+++ MATERIAL PROVIDED +++
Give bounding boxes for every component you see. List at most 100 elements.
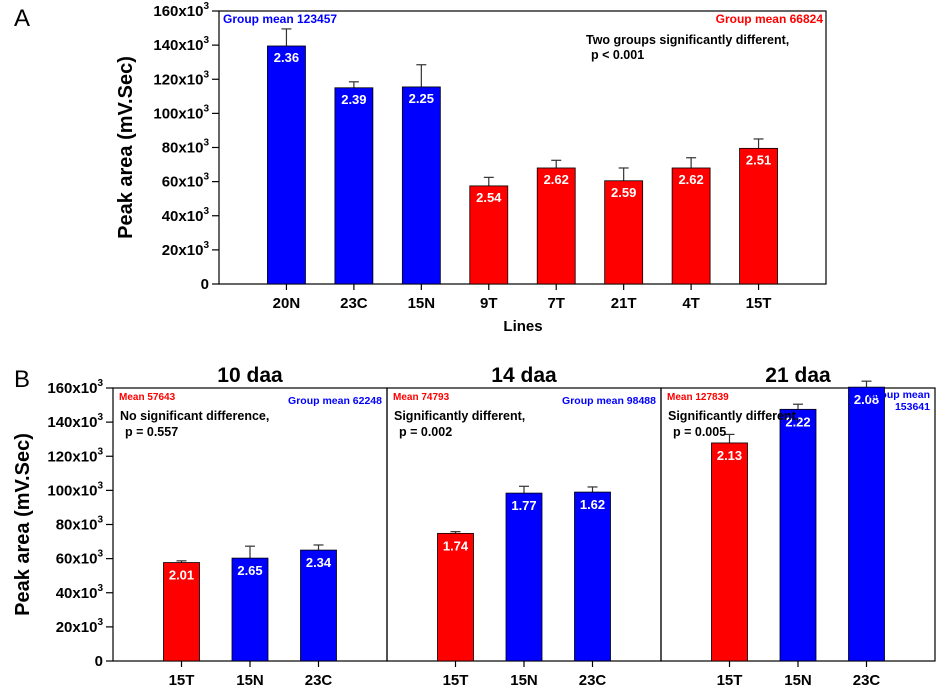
significance-note-b-line2: p = 0.557 <box>125 425 178 439</box>
bar-a-15T <box>739 147 778 285</box>
bar-b-23C <box>300 549 337 662</box>
data-label-b: 2.65 <box>237 563 262 578</box>
y-tick-label-a-exponent: 3 <box>203 69 209 80</box>
y-tick-label-a: 140x103 <box>153 35 209 54</box>
y-tick-label-b-exponent: 3 <box>97 617 103 628</box>
data-label-a: 2.36 <box>274 50 299 65</box>
group-mean-right-b: Group mean 98488 <box>562 395 656 407</box>
y-tick-label-b: 120x103 <box>47 446 103 465</box>
data-label-b: 2.22 <box>785 414 810 429</box>
y-tick-label-a-base: 80x10 <box>162 140 204 157</box>
bar-b-15N <box>779 408 817 662</box>
data-label-a: 2.62 <box>678 172 703 187</box>
x-tick-label-a: 23C <box>340 295 368 312</box>
x-tick-label-b: 23C <box>305 672 333 688</box>
bar-a-15N <box>401 86 441 285</box>
y-tick-label-b-exponent: 3 <box>97 446 103 457</box>
y-tick-label-a-exponent: 3 <box>203 103 209 114</box>
panel-b: B020x10340x10360x10380x103100x103120x103… <box>12 364 936 688</box>
y-tick-label-b-base: 120x10 <box>47 448 97 465</box>
bar-a-7T <box>536 167 576 285</box>
y-tick-label-b: 60x103 <box>56 549 104 568</box>
data-label-a: 2.25 <box>409 91 434 106</box>
y-tick-label-a: 100x103 <box>153 103 209 122</box>
subpanel-title: 14 daa <box>491 364 557 387</box>
x-tick-label-a: 20N <box>273 295 301 312</box>
bar-b-15N <box>231 557 269 662</box>
mean-left-b: Mean 74793 <box>393 392 450 403</box>
y-tick-label-a: 160x103 <box>153 1 209 20</box>
x-tick-label-a: 15N <box>408 295 436 312</box>
y-tick-label-a-base: 100x10 <box>153 105 203 122</box>
data-label-b: 1.77 <box>511 498 536 513</box>
y-axis-title-b: Peak area (mV.Sec) <box>12 433 34 616</box>
y-tick-label-a-base: 40x10 <box>162 208 204 225</box>
y-tick-label-a-base: 60x10 <box>162 174 204 191</box>
bar-a-4T <box>671 167 711 285</box>
x-tick-label-b: 15T <box>443 672 469 688</box>
y-tick-label-a: 80x103 <box>162 138 210 157</box>
y-tick-label-b-exponent: 3 <box>97 378 103 389</box>
x-tick-label-b: 15N <box>510 672 538 688</box>
group-mean-right-a: Group mean 66824 <box>716 12 824 26</box>
data-label-b: 2.13 <box>717 448 742 463</box>
x-tick-label-a: 9T <box>480 295 498 312</box>
y-tick-label-a: 20x103 <box>162 240 210 259</box>
y-tick-label-a-base: 20x10 <box>162 242 204 259</box>
x-tick-label-b: 23C <box>853 672 881 688</box>
y-tick-label-b-exponent: 3 <box>97 515 103 526</box>
x-tick-label-a: 15T <box>746 295 772 312</box>
bar-b-15T <box>711 442 748 662</box>
bar-a-9T <box>469 185 509 285</box>
y-tick-label-b: 20x103 <box>56 617 104 636</box>
y-tick-label-b-exponent: 3 <box>97 480 103 491</box>
y-tick-label-b: 100x103 <box>47 480 103 499</box>
y-tick-label-b-base: 60x10 <box>56 551 98 568</box>
panel-letter-a: A <box>14 5 30 32</box>
bar-a-23C <box>334 87 374 285</box>
y-tick-label-b-base: 160x10 <box>47 380 97 397</box>
y-tick-label-b: 140x103 <box>47 412 103 431</box>
x-tick-label-a: 4T <box>682 295 700 312</box>
group-mean-right-b: Group mean 62248 <box>288 395 382 407</box>
y-tick-label-a: 0 <box>201 276 209 293</box>
data-label-a: 2.39 <box>341 92 366 107</box>
y-tick-label-a-base: 120x10 <box>153 71 203 88</box>
significance-note-b-line1: Significantly different, <box>394 409 525 423</box>
panel-letter-b: B <box>14 366 30 393</box>
significance-note-a-line1: Two groups significantly different, <box>586 33 789 47</box>
data-label-b: 2.34 <box>306 555 332 570</box>
significance-note-b-line1: Significantly different, <box>668 409 799 423</box>
y-tick-label-a: 120x103 <box>153 69 209 88</box>
x-tick-label-b: 23C <box>579 672 607 688</box>
y-tick-label-a-base: 140x10 <box>153 37 203 54</box>
bar-b-15T <box>437 532 474 662</box>
x-tick-label-b: 15N <box>236 672 264 688</box>
y-tick-label-b-exponent: 3 <box>97 412 103 423</box>
x-axis-title-a: Lines <box>503 318 542 335</box>
y-tick-label-b-base: 0 <box>95 653 103 670</box>
y-tick-label-b-base: 140x10 <box>47 414 97 431</box>
y-tick-label-a-exponent: 3 <box>203 172 209 183</box>
y-tick-label-b-base: 100x10 <box>47 482 97 499</box>
data-label-a: 2.51 <box>746 152 771 167</box>
bar-b-23C <box>848 386 885 662</box>
x-tick-label-a: 21T <box>611 295 637 312</box>
y-tick-label-a-exponent: 3 <box>203 206 209 217</box>
y-tick-label-a-exponent: 3 <box>203 1 209 12</box>
significance-note-b-line2: p = 0.005 <box>673 425 726 439</box>
mean-left-b: Mean 57643 <box>119 392 176 403</box>
bar-a-20N <box>267 45 306 285</box>
y-axis-title-a: Peak area (mV.Sec) <box>115 56 137 239</box>
significance-note-a-line2: p < 0.001 <box>591 48 644 62</box>
group-mean-right-b-line2: 153641 <box>895 401 930 413</box>
y-tick-label-b: 80x103 <box>56 515 104 534</box>
subpanel-title: 10 daa <box>217 364 283 387</box>
y-tick-label-a-exponent: 3 <box>203 138 209 149</box>
y-tick-label-b-base: 40x10 <box>56 585 98 602</box>
y-tick-label-a-exponent: 3 <box>203 240 209 251</box>
data-label-a: 2.62 <box>544 172 569 187</box>
subpanel-14-daa: 14 daa 1.74 15T 1.77 15N 1.62 23C Mean 74793 Gro… <box>386 364 662 688</box>
data-label-b: 1.62 <box>580 497 605 512</box>
x-tick-label-a: 7T <box>547 295 565 312</box>
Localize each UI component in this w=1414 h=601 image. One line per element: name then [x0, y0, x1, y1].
+++
- **WHAT YOU WILL DO**
In the records above, rename every "mV.Sec" to "mV·s", keep everything else unchanged, and leave out the pictures.

- **TASK SOLUTION**
Give bounding boxes for every component you see. List at most 100 elements.
significance-note-b-line2: p = 0.557 <box>125 425 178 439</box>
bar-a-15T <box>739 147 778 285</box>
bar-b-23C <box>300 549 337 662</box>
data-label-b: 2.65 <box>237 563 262 578</box>
y-tick-label-a-exponent: 3 <box>203 69 209 80</box>
y-tick-label-a: 140x103 <box>153 35 209 54</box>
y-tick-label-b-exponent: 3 <box>97 617 103 628</box>
data-label-a: 2.36 <box>274 50 299 65</box>
group-mean-right-b: Group mean 98488 <box>562 395 656 407</box>
y-tick-label-b: 120x103 <box>47 446 103 465</box>
data-label-b: 2.22 <box>785 414 810 429</box>
y-tick-label-a-base: 80x10 <box>162 140 204 157</box>
bar-b-15N <box>779 408 817 662</box>
data-label-a: 2.62 <box>678 172 703 187</box>
x-tick-label-a: 23C <box>340 295 368 312</box>
x-tick-label-b: 23C <box>305 672 333 688</box>
bar-a-15N <box>401 86 441 285</box>
y-tick-label-b-exponent: 3 <box>97 446 103 457</box>
y-tick-label-a-exponent: 3 <box>203 103 209 114</box>
panel-b: B020x10340x10360x10380x103100x103120x103… <box>12 364 936 688</box>
y-tick-label-b-base: 120x10 <box>47 448 97 465</box>
bar-a-7T <box>536 167 576 285</box>
y-tick-label-b: 60x103 <box>56 549 104 568</box>
data-label-a: 2.25 <box>409 91 434 106</box>
y-tick-label-a: 100x103 <box>153 103 209 122</box>
subpanel-title: 14 daa <box>491 364 557 387</box>
x-tick-label-a: 20N <box>273 295 301 312</box>
bar-b-15N <box>231 557 269 662</box>
mean-left-b: Mean 74793 <box>393 392 450 403</box>
y-tick-label-a: 160x103 <box>153 1 209 20</box>
x-tick-label-a: 15N <box>408 295 436 312</box>
y-tick-label-a-base: 100x10 <box>153 105 203 122</box>
data-label-b: 1.77 <box>511 498 536 513</box>
y-axis-title-b: Peak area (mV·s) <box>12 433 34 616</box>
y-tick-label-a-base: 40x10 <box>162 208 204 225</box>
y-tick-label-a-base: 60x10 <box>162 174 204 191</box>
bar-a-4T <box>671 167 711 285</box>
x-tick-label-b: 15T <box>443 672 469 688</box>
y-tick-label-a: 80x103 <box>162 138 210 157</box>
y-tick-label-b-exponent: 3 <box>97 378 103 389</box>
x-tick-label-b: 15N <box>510 672 538 688</box>
group-mean-right-a: Group mean 66824 <box>716 12 824 26</box>
data-label-b: 2.13 <box>717 448 742 463</box>
x-tick-label-a: 9T <box>480 295 498 312</box>
y-tick-label-a: 20x103 <box>162 240 210 259</box>
y-tick-label-a-base: 20x10 <box>162 242 204 259</box>
x-tick-label-b: 23C <box>853 672 881 688</box>
y-tick-label-b-exponent: 3 <box>97 515 103 526</box>
x-tick-label-a: 15T <box>746 295 772 312</box>
bar-b-15T <box>711 442 748 662</box>
bar-a-9T <box>469 185 509 285</box>
y-tick-label-b: 20x103 <box>56 617 104 636</box>
y-tick-label-b-exponent: 3 <box>97 480 103 491</box>
y-tick-label-b: 100x103 <box>47 480 103 499</box>
y-tick-label-b-base: 60x10 <box>56 551 98 568</box>
panel-letter-a: A <box>14 5 30 32</box>
bar-a-23C <box>334 87 374 285</box>
y-tick-label-b-base: 160x10 <box>47 380 97 397</box>
y-tick-label-b: 140x103 <box>47 412 103 431</box>
x-tick-label-a: 4T <box>682 295 700 312</box>
group-mean-right-b: Group mean 62248 <box>288 395 382 407</box>
y-tick-label-a: 0 <box>201 276 209 293</box>
data-label-a: 2.39 <box>341 92 366 107</box>
y-tick-label-a-base: 120x10 <box>153 71 203 88</box>
significance-note-b-line1: Significantly different, <box>394 409 525 423</box>
panel-letter-b: B <box>14 366 30 393</box>
significance-note-a-line1: Two groups significantly different, <box>586 33 789 47</box>
data-label-b: 2.34 <box>306 555 332 570</box>
significance-note-b-line1: Significantly different, <box>668 409 799 423</box>
y-tick-label-a: 120x103 <box>153 69 209 88</box>
x-tick-label-b: 23C <box>579 672 607 688</box>
y-tick-label-a-base: 140x10 <box>153 37 203 54</box>
bar-b-15T <box>437 532 474 662</box>
x-tick-label-b: 15N <box>236 672 264 688</box>
y-tick-label-b-exponent: 3 <box>97 412 103 423</box>
x-axis-title-a: Lines <box>503 318 542 335</box>
y-tick-label-b-base: 0 <box>95 653 103 670</box>
y-tick-label-b-base: 140x10 <box>47 414 97 431</box>
y-tick-label-a-exponent: 3 <box>203 172 209 183</box>
y-tick-label-b-base: 100x10 <box>47 482 97 499</box>
data-label-a: 2.51 <box>746 152 771 167</box>
bar-b-23C <box>848 386 885 662</box>
x-tick-label-a: 21T <box>611 295 637 312</box>
y-tick-label-a-exponent: 3 <box>203 206 209 217</box>
y-tick-label-a-exponent: 3 <box>203 1 209 12</box>
significance-note-b-line2: p = 0.005 <box>673 425 726 439</box>
mean-left-b: Mean 57643 <box>119 392 176 403</box>
bar-a-20N <box>267 45 306 285</box>
y-axis-title-a: Peak area (mV·s) <box>115 56 137 239</box>
significance-note-a-line2: p < 0.001 <box>591 48 644 62</box>
group-mean-right-b-line2: 153641 <box>895 401 930 413</box>
y-tick-label-b: 80x103 <box>56 515 104 534</box>
subpanel-title: 10 daa <box>217 364 283 387</box>
y-tick-label-a-exponent: 3 <box>203 138 209 149</box>
y-tick-label-b-base: 40x10 <box>56 585 98 602</box>
y-tick-label-a-exponent: 3 <box>203 240 209 251</box>
data-label-a: 2.62 <box>544 172 569 187</box>
subpanel-14-daa: 14 daa 1.74 15T 1.77 15N 1.62 23C Mean 74793 Gro… <box>386 364 662 688</box>
data-label-b: 1.62 <box>580 497 605 512</box>
x-tick-label-a: 7T <box>547 295 565 312</box>
Localize each UI component in this w=1414 h=601 image. One line per element: name then [x0, y0, x1, y1].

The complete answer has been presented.